→ **YOUR OBJECTIVE**: Copy every line of the records below that holds the word "kleinen".

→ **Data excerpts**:
⟨
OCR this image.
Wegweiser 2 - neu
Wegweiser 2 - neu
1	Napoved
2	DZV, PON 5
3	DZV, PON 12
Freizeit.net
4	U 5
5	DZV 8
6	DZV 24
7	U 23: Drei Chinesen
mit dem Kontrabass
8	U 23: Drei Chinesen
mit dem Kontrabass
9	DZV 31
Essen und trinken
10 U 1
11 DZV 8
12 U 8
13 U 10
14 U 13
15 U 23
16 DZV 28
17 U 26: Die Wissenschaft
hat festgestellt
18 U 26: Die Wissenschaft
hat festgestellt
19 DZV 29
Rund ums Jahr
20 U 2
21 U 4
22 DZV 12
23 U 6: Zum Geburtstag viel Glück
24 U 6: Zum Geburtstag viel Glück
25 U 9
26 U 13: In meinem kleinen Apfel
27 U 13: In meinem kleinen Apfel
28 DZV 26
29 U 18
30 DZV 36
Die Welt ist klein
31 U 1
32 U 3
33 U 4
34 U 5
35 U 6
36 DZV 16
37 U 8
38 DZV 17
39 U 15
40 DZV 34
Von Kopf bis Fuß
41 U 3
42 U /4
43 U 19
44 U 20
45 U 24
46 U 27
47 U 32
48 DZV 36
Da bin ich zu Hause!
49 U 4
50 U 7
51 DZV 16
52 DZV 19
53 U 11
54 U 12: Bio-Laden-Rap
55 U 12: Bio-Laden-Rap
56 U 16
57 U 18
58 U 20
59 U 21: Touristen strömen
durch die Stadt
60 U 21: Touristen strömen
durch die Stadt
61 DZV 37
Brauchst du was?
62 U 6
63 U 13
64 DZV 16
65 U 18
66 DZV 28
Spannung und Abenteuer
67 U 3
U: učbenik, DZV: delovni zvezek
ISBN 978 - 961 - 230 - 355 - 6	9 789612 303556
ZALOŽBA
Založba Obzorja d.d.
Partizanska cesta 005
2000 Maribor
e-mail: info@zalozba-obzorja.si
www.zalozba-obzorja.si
⟩
→ **TASK RESPONSE**:
26 U 13: In meinem kleinen Apfel
27 U 13: In meinem kleinen Apfel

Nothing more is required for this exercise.